Source records
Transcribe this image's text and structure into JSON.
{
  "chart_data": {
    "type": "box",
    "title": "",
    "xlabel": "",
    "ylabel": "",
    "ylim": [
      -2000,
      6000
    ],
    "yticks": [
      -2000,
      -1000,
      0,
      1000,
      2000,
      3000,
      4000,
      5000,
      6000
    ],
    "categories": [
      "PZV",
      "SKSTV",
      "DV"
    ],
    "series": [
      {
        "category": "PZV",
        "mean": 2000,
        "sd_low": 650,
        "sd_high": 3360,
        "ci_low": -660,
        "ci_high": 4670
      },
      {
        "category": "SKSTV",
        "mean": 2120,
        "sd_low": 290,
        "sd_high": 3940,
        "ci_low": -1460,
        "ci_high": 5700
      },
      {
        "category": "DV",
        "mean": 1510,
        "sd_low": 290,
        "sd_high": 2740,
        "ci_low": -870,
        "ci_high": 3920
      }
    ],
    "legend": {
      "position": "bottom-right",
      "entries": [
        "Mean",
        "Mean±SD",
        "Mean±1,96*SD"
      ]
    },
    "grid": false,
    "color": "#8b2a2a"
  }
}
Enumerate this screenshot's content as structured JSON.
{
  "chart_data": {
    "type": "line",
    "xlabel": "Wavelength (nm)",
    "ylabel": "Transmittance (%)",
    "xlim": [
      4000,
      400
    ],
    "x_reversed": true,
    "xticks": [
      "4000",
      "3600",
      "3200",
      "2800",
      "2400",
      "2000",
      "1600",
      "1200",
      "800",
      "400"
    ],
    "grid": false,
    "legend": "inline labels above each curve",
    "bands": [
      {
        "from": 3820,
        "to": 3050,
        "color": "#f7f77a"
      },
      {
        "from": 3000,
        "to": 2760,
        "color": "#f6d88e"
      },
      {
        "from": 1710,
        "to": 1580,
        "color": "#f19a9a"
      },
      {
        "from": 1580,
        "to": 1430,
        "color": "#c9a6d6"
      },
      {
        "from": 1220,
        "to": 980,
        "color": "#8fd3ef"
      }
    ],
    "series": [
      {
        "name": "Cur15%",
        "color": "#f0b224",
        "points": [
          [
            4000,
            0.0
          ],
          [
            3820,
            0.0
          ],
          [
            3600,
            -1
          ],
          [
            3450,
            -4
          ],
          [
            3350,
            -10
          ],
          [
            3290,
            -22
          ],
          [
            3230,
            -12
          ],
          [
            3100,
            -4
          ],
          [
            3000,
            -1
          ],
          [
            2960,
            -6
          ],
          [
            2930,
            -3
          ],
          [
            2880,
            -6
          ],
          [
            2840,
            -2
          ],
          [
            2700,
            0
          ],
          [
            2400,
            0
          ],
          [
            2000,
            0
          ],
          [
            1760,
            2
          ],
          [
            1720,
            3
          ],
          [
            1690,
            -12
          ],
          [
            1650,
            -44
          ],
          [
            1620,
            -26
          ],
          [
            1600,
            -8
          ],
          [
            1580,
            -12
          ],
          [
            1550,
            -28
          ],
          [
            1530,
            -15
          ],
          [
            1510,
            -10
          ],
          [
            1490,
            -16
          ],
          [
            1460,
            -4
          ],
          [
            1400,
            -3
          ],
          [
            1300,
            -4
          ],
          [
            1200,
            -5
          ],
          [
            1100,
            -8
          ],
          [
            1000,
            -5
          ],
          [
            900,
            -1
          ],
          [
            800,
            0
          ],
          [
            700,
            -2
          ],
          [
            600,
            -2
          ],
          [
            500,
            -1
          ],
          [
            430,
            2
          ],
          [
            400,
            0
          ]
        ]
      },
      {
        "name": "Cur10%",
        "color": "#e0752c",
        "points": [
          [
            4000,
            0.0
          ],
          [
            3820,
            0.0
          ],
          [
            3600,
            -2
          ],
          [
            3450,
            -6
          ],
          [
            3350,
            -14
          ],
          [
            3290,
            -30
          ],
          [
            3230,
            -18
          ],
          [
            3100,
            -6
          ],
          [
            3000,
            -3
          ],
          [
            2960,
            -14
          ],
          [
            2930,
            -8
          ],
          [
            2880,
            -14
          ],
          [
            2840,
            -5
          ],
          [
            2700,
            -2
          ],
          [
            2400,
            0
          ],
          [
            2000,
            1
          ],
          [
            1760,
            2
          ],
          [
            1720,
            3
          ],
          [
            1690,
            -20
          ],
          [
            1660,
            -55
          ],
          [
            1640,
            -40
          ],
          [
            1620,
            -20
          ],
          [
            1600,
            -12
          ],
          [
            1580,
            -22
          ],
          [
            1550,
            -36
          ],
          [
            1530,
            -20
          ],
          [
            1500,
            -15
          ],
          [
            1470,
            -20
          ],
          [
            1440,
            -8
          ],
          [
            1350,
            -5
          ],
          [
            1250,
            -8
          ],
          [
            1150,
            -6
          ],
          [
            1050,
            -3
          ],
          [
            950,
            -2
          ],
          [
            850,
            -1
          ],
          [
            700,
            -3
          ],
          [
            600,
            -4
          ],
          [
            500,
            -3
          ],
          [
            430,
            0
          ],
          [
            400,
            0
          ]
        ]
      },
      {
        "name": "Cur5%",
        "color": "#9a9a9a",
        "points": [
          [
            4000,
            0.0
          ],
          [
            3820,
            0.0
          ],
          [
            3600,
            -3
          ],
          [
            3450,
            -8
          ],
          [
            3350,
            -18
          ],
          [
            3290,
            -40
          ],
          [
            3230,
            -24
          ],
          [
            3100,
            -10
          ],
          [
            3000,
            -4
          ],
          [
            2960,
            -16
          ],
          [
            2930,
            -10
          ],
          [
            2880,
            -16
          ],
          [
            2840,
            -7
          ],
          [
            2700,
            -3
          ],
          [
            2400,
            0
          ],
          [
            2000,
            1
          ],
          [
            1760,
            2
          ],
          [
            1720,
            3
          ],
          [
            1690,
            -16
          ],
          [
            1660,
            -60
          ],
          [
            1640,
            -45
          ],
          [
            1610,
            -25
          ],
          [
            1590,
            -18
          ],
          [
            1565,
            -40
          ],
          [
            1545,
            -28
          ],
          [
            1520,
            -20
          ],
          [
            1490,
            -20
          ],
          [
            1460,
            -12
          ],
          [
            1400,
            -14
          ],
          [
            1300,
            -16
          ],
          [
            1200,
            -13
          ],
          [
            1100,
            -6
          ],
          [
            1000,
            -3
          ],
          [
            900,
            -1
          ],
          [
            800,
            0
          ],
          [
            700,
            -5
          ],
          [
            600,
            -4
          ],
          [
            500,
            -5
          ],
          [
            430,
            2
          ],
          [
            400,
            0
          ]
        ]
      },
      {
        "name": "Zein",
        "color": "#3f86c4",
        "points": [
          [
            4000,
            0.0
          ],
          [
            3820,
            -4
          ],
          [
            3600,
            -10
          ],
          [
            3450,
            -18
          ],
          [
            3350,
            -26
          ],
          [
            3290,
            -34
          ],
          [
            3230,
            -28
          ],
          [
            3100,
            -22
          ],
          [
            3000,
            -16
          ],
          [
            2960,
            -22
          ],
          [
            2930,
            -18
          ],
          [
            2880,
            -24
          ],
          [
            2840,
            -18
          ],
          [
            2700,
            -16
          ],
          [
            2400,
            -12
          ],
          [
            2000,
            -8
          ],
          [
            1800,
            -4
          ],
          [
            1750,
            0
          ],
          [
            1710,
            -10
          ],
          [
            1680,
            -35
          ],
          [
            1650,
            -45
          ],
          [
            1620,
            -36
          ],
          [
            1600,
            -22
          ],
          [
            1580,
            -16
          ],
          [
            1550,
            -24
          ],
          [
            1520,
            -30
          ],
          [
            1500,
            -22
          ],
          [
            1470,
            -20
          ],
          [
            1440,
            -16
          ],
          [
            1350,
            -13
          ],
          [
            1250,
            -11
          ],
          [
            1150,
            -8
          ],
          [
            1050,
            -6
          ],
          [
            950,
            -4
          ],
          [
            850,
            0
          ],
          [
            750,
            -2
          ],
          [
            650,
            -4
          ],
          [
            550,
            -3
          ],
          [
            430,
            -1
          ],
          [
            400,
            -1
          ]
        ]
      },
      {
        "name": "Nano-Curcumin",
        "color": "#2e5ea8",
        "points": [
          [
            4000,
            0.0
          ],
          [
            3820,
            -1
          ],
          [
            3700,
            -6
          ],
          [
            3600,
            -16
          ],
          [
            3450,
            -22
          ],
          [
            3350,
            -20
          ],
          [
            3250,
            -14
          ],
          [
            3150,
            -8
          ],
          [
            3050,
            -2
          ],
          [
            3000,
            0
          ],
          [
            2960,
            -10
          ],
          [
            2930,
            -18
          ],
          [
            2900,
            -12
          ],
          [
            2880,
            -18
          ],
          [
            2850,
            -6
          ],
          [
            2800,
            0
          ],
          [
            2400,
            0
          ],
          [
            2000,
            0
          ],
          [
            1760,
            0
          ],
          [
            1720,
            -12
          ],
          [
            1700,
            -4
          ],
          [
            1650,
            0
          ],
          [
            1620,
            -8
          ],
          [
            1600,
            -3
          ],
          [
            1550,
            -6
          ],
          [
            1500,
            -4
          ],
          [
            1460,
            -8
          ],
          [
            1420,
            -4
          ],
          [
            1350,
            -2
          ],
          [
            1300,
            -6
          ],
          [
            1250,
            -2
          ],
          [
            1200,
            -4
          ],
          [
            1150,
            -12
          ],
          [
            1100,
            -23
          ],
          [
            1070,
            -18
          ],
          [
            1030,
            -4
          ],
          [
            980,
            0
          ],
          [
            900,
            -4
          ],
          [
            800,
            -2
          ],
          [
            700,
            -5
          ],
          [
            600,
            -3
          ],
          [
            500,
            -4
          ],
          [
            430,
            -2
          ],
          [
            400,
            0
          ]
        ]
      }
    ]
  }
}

▶ Objective
In the listing, find all lines with the string "color" and copy them.

▶ Full answer
    "color": "#8b2a2a"
        "color": "#f7f77a"
        "color": "#f6d88e"
        "color": "#f19a9a"
        "color": "#c9a6d6"
        "color": "#8fd3ef"
        "color": "#f0b224",
        "color": "#e0752c",
        "color": "#9a9a9a",
        "color": "#3f86c4",
        "color": "#2e5ea8",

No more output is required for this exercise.